=== Supplied records ===

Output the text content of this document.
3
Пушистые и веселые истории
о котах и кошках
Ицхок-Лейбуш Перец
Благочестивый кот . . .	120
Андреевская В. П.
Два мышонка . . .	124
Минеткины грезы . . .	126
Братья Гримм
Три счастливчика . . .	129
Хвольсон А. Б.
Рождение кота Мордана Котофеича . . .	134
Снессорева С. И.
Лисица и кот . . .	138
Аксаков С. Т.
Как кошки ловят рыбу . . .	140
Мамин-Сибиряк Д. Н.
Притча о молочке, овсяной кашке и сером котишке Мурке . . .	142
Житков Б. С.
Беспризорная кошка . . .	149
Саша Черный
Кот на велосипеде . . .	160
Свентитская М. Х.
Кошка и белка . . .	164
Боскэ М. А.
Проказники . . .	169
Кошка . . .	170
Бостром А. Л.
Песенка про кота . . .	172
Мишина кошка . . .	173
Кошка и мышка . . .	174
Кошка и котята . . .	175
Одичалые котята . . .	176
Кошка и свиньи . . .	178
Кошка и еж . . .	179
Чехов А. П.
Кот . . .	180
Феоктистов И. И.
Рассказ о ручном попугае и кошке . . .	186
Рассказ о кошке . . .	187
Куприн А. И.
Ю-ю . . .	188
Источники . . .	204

===
=== Supplied records ===

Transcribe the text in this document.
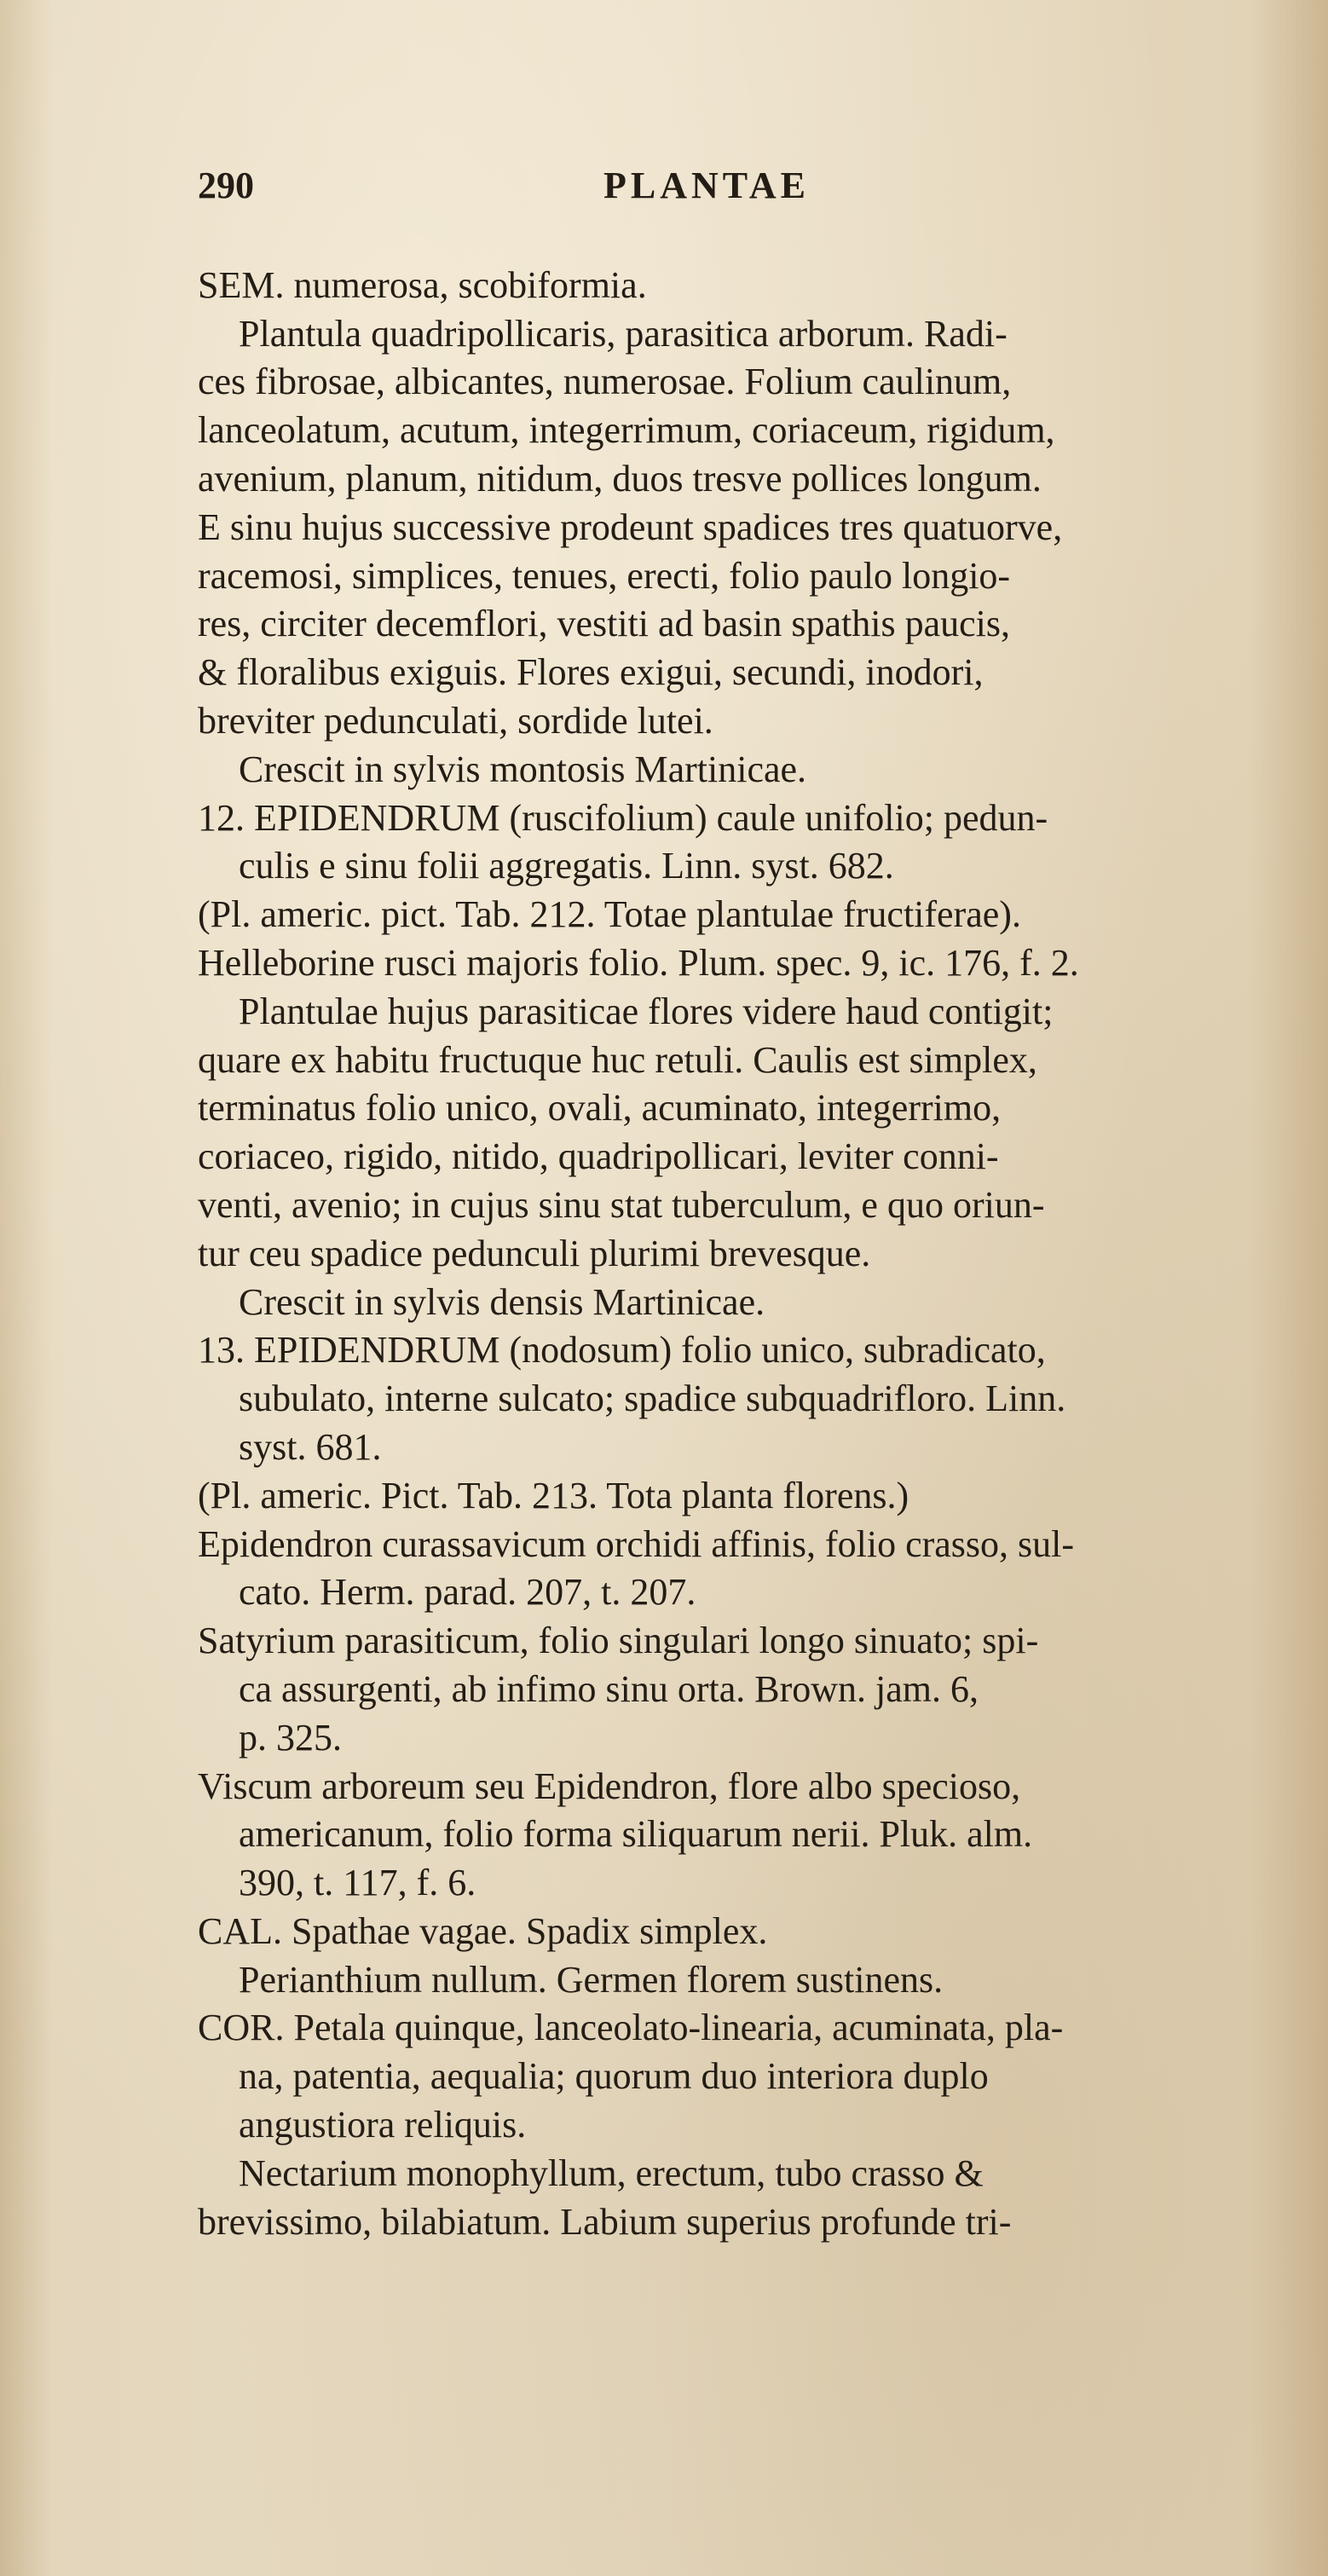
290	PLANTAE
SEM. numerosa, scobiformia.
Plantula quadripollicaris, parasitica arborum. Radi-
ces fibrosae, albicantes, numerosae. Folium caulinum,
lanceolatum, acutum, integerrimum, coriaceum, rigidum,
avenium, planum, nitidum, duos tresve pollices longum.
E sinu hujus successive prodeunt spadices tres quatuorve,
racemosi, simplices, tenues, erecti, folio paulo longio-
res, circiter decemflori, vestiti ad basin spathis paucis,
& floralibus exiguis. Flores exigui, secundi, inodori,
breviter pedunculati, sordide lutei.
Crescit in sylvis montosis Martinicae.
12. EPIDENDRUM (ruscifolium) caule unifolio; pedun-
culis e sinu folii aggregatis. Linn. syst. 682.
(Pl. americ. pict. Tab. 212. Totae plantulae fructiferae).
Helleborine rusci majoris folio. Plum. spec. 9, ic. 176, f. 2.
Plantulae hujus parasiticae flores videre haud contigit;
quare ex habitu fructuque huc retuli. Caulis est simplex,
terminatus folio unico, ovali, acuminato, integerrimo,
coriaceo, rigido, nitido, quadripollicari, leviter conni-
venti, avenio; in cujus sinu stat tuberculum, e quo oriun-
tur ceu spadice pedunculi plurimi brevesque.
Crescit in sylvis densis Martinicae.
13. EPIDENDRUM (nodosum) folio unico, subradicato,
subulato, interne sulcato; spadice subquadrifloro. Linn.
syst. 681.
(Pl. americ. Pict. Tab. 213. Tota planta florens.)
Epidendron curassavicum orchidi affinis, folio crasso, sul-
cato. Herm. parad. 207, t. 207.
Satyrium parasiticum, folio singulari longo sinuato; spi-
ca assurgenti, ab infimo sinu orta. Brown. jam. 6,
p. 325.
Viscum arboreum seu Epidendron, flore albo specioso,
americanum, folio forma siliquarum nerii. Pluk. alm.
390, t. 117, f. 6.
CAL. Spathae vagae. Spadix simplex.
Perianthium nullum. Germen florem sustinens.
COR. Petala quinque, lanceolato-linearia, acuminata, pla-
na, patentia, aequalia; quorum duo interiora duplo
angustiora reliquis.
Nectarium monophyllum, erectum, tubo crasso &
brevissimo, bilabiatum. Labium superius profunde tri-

===
=== Supplied records ===

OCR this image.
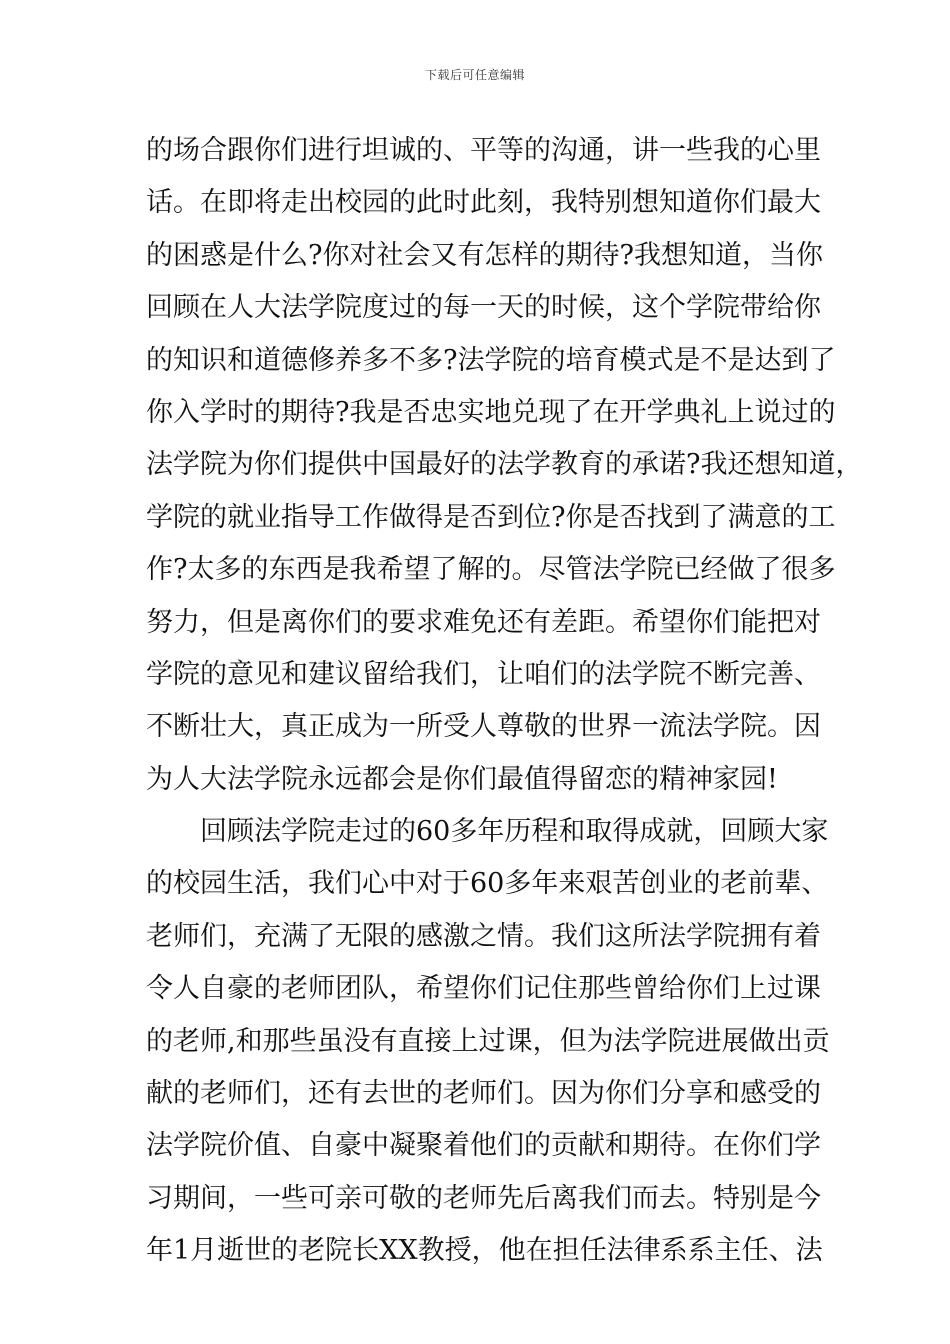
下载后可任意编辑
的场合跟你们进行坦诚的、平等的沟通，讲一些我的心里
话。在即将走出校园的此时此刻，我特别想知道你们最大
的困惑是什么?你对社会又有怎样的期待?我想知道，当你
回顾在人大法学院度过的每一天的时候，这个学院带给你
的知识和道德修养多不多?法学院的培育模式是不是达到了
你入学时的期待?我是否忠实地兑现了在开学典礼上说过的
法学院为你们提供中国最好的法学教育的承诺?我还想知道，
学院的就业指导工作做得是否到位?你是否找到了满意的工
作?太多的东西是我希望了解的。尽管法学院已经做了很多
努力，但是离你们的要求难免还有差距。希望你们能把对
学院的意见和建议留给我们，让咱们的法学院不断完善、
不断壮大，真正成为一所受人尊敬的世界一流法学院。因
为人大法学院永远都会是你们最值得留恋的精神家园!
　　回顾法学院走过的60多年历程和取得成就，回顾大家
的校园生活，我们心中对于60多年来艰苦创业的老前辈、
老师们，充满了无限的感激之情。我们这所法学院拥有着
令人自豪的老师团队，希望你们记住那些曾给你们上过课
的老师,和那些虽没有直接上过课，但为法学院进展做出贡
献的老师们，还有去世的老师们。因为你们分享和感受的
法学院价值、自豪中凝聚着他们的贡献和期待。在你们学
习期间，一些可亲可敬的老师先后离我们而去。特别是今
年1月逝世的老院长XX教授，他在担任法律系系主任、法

===

**Short problem:** How many lines in these entries hold the string "simplex"? Answer with the number alone.

**In response:** 2